■ **Written problem**: Scan the records and identify every line in which the string "Springer" occurs, then return those lines.

■ **Input material**:
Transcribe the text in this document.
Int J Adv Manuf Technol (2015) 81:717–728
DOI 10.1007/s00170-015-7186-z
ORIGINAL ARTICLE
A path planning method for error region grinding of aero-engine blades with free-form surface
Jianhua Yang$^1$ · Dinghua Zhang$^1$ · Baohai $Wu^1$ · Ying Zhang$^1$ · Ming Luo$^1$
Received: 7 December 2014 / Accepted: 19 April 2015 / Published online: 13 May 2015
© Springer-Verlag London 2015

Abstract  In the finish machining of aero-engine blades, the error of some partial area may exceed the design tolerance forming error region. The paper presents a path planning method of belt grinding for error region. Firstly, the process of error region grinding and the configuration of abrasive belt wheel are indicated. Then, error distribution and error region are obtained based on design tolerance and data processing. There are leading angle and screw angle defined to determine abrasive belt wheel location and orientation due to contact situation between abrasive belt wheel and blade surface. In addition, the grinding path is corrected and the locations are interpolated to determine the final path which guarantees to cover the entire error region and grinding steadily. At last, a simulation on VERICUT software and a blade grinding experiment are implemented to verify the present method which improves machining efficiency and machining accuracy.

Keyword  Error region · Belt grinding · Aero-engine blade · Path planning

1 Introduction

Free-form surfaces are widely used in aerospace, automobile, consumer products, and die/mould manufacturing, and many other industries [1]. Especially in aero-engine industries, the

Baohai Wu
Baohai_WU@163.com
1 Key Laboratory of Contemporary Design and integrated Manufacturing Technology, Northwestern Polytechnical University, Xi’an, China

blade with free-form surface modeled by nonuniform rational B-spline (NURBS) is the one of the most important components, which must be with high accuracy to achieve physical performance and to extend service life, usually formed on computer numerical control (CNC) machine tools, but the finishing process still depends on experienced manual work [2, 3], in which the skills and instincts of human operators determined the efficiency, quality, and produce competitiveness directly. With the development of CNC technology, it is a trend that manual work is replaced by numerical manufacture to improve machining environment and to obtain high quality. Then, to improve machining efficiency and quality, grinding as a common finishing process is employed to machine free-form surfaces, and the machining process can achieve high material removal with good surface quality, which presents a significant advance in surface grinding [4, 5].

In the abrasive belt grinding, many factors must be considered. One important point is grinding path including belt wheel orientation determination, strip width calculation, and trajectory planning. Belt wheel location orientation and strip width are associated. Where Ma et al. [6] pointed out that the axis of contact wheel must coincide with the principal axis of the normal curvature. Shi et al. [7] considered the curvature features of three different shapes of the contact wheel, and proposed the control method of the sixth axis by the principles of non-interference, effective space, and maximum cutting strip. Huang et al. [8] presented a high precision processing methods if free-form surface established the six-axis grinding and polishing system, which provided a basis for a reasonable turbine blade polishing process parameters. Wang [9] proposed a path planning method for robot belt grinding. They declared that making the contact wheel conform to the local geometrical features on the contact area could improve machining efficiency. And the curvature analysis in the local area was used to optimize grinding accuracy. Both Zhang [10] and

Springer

■ **Answer**:
© Springer-Verlag London 2015
Springer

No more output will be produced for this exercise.